-- begin --

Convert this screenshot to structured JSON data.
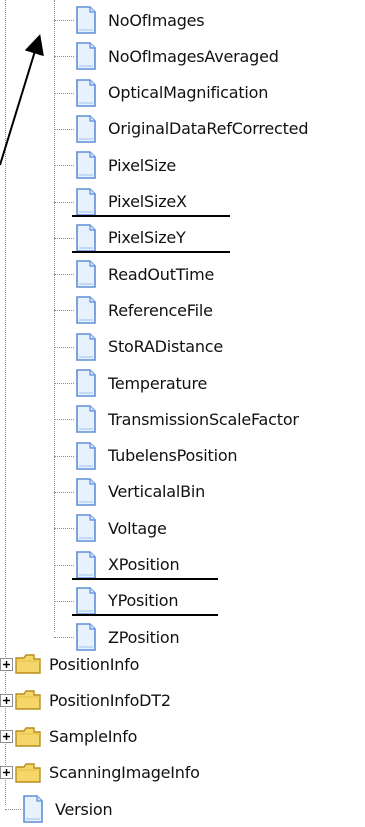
{
  "tree": {
    "child_nodes": [
      {
        "label": "NoOfImages",
        "icon": "document-icon"
      },
      {
        "label": "NoOfImagesAveraged",
        "icon": "document-icon"
      },
      {
        "label": "OpticalMagnification",
        "icon": "document-icon"
      },
      {
        "label": "OriginalDataRefCorrected",
        "icon": "document-icon"
      },
      {
        "label": "PixelSize",
        "icon": "document-icon"
      },
      {
        "label": "PixelSizeX",
        "icon": "document-icon",
        "underlined": true
      },
      {
        "label": "PixelSizeY",
        "icon": "document-icon",
        "underlined": true
      },
      {
        "label": "ReadOutTime",
        "icon": "document-icon"
      },
      {
        "label": "ReferenceFile",
        "icon": "document-icon"
      },
      {
        "label": "StoRADistance",
        "icon": "document-icon"
      },
      {
        "label": "Temperature",
        "icon": "document-icon"
      },
      {
        "label": "TransmissionScaleFactor",
        "icon": "document-icon"
      },
      {
        "label": "TubelensPosition",
        "icon": "document-icon"
      },
      {
        "label": "VerticalalBin",
        "icon": "document-icon"
      },
      {
        "label": "Voltage",
        "icon": "document-icon"
      },
      {
        "label": "XPosition",
        "icon": "document-icon",
        "underlined": true
      },
      {
        "label": "YPosition",
        "icon": "document-icon",
        "underlined": true
      },
      {
        "label": "ZPosition",
        "icon": "document-icon"
      }
    ],
    "folder_nodes": [
      {
        "label": "PositionInfo",
        "icon": "folder-icon",
        "expander": "plus-icon"
      },
      {
        "label": "PositionInfoDT2",
        "icon": "folder-icon",
        "expander": "plus-icon"
      },
      {
        "label": "SampleInfo",
        "icon": "folder-icon",
        "expander": "plus-icon"
      },
      {
        "label": "ScanningImageInfo",
        "icon": "folder-icon",
        "expander": "plus-icon"
      }
    ],
    "last_node": {
      "label": "Version",
      "icon": "document-icon"
    }
  },
  "annotation": {
    "arrow_icon": "arrow-icon",
    "underline_color": "#000000"
  },
  "colors": {
    "page_background": "#ffffff",
    "tree_line": "#8f8f8f",
    "document_fill": "#e8f2ff",
    "document_edge": "#5f8fd6",
    "folder_fill": "#f5d66b",
    "folder_edge": "#b88d1b"
  }
}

-- end --

Print each entry shown above with exact wording and no pictures.

Task solution:
Convert this screenshot to structured JSON data.
{
  "tree": {
    "child_nodes": [
      {
        "label": "NoOfImages",
        "icon": "document-icon"
      },
      {
        "label": "NoOfImagesAveraged",
        "icon": "document-icon"
      },
      {
        "label": "OpticalMagnification",
        "icon": "document-icon"
      },
      {
        "label": "OriginalDataRefCorrected",
        "icon": "document-icon"
      },
      {
        "label": "PixelSize",
        "icon": "document-icon"
      },
      {
        "label": "PixelSizeX",
        "icon": "document-icon",
        "underlined": true
      },
      {
        "label": "PixelSizeY",
        "icon": "document-icon",
        "underlined": true
      },
      {
        "label": "ReadOutTime",
        "icon": "document-icon"
      },
      {
        "label": "ReferenceFile",
        "icon": "document-icon"
      },
      {
        "label": "StoRADistance",
        "icon": "document-icon"
      },
      {
        "label": "Temperature",
        "icon": "document-icon"
      },
      {
        "label": "TransmissionScaleFactor",
        "icon": "document-icon"
      },
      {
        "label": "TubelensPosition",
        "icon": "document-icon"
      },
      {
        "label": "VerticalalBin",
        "icon": "document-icon"
      },
      {
        "label": "Voltage",
        "icon": "document-icon"
      },
      {
        "label": "XPosition",
        "icon": "document-icon",
        "underlined": true
      },
      {
        "label": "YPosition",
        "icon": "document-icon",
        "underlined": true
      },
      {
        "label": "ZPosition",
        "icon": "document-icon"
      }
    ],
    "folder_nodes": [
      {
        "label": "PositionInfo",
        "icon": "folder-icon",
        "expander": "plus-icon"
      },
      {
        "label": "PositionInfoDT2",
        "icon": "folder-icon",
        "expander": "plus-icon"
      },
      {
        "label": "SampleInfo",
        "icon": "folder-icon",
        "expander": "plus-icon"
      },
      {
        "label": "ScanningImageInfo",
        "icon": "folder-icon",
        "expander": "plus-icon"
      }
    ],
    "last_node": {
      "label": "Version",
      "icon": "document-icon"
    }
  },
  "annotation": {
    "arrow_icon": "arrow-icon",
    "underline_color": "#000000"
  },
  "colors": {
    "page_background": "#ffffff",
    "tree_line": "#8f8f8f",
    "document_fill": "#e8f2ff",
    "document_edge": "#5f8fd6",
    "folder_fill": "#f5d66b",
    "folder_edge": "#b88d1b"
  }
}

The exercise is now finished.